(Extracted records)
***
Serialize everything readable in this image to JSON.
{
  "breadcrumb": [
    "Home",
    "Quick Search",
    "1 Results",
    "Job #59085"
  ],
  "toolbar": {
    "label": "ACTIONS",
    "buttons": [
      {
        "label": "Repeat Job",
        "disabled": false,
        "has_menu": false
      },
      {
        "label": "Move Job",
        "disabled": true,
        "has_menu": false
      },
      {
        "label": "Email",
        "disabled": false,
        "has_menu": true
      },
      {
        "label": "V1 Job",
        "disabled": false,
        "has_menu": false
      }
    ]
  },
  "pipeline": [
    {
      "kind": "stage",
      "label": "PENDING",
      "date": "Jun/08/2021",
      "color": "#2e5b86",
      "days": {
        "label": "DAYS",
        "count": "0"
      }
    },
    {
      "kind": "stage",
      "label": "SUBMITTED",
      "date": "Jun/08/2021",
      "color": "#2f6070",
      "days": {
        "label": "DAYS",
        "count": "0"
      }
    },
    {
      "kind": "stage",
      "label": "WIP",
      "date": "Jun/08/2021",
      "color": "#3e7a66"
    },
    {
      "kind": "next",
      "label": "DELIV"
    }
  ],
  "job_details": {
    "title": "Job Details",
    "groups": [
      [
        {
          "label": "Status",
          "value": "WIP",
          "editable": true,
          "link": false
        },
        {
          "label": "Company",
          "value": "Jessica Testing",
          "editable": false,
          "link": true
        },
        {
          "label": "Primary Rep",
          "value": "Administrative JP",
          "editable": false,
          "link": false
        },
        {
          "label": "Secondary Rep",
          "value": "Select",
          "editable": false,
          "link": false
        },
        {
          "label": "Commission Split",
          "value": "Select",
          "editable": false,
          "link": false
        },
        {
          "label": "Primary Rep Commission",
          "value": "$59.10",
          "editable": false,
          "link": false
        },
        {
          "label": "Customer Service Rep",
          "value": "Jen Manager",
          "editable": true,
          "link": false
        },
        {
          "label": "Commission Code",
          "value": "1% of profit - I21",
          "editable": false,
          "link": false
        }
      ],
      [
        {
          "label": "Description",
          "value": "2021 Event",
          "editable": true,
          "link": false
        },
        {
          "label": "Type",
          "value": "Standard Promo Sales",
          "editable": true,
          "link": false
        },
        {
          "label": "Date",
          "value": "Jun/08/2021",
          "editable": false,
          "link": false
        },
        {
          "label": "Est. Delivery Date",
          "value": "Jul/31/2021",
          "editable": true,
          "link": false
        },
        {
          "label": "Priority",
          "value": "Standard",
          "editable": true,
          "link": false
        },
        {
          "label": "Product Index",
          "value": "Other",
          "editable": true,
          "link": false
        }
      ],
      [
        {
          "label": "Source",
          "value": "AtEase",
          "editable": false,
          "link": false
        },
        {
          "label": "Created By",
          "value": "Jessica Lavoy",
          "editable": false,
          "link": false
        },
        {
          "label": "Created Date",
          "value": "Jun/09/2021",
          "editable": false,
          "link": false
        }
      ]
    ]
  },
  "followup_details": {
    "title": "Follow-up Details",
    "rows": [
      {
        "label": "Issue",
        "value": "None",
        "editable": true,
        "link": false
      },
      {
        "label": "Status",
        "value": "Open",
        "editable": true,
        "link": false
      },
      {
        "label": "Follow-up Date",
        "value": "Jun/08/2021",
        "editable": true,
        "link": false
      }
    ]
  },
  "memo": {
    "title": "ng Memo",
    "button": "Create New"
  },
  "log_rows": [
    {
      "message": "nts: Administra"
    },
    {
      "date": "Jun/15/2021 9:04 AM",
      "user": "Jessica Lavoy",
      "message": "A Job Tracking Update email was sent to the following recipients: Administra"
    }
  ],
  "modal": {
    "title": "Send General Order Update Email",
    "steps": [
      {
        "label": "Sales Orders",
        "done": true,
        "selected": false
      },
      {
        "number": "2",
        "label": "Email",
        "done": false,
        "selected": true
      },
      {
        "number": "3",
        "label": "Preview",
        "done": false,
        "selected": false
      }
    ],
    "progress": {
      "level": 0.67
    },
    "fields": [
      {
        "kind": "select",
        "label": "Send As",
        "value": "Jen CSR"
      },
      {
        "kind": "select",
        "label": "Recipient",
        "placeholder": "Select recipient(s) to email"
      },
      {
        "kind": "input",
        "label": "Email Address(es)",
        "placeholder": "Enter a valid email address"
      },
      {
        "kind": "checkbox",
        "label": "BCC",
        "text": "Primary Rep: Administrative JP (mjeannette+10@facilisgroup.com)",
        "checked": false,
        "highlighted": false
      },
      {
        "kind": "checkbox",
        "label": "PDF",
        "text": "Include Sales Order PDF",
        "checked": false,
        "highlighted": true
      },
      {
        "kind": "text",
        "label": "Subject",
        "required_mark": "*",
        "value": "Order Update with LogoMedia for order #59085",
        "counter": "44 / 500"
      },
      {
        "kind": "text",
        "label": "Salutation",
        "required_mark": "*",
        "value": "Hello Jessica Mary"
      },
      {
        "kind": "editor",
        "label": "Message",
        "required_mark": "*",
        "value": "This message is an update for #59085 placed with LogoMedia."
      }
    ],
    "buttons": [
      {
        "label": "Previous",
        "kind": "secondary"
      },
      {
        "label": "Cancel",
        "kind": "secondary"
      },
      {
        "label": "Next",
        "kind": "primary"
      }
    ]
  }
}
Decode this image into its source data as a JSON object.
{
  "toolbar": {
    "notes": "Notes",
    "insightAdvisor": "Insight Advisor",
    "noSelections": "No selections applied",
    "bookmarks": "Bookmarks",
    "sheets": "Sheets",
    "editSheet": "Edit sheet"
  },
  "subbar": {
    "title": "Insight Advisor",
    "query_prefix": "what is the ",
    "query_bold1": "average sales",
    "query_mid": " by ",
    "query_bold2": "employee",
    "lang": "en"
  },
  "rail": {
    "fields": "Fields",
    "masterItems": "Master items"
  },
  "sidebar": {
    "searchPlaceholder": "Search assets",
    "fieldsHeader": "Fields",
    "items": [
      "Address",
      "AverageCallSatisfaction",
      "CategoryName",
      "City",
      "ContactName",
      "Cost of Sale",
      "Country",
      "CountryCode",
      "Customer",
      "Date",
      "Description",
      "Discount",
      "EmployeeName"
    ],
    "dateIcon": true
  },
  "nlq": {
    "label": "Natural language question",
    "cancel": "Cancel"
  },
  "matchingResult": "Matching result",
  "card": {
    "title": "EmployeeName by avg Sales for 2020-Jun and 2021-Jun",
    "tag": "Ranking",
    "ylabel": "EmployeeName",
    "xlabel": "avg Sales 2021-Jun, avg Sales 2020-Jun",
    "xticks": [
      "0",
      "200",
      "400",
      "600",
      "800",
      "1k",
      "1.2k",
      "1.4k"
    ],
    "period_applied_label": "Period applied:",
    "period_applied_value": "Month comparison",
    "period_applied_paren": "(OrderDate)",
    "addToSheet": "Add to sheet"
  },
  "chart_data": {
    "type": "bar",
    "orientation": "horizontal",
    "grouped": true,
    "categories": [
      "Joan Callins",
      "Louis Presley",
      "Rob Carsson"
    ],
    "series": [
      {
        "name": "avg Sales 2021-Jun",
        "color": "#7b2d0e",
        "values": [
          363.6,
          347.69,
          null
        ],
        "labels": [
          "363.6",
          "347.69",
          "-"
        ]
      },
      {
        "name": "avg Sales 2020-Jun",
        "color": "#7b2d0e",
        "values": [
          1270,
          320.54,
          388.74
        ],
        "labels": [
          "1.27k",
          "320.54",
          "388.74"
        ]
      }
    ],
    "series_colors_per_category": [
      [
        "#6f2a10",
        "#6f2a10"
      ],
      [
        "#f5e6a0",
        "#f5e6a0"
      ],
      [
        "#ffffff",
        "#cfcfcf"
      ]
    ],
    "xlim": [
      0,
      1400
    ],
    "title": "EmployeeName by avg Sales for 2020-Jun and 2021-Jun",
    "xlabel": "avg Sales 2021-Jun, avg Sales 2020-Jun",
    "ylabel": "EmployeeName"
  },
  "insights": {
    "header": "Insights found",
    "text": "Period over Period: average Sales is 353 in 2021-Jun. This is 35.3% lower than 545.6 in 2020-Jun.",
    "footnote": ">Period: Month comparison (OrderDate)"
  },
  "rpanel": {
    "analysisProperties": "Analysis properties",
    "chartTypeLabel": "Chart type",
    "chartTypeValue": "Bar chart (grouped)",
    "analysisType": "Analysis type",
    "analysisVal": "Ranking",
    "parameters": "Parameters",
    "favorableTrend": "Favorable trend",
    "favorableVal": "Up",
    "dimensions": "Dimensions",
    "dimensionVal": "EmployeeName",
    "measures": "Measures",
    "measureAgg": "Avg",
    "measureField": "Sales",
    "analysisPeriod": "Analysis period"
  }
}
***
WHAT YOU ARE ASKED TO DO: Tally the lines of the listing above that include the word "Created". Answer with the number alone.

RESPONSE TO THE EXERCISE: 2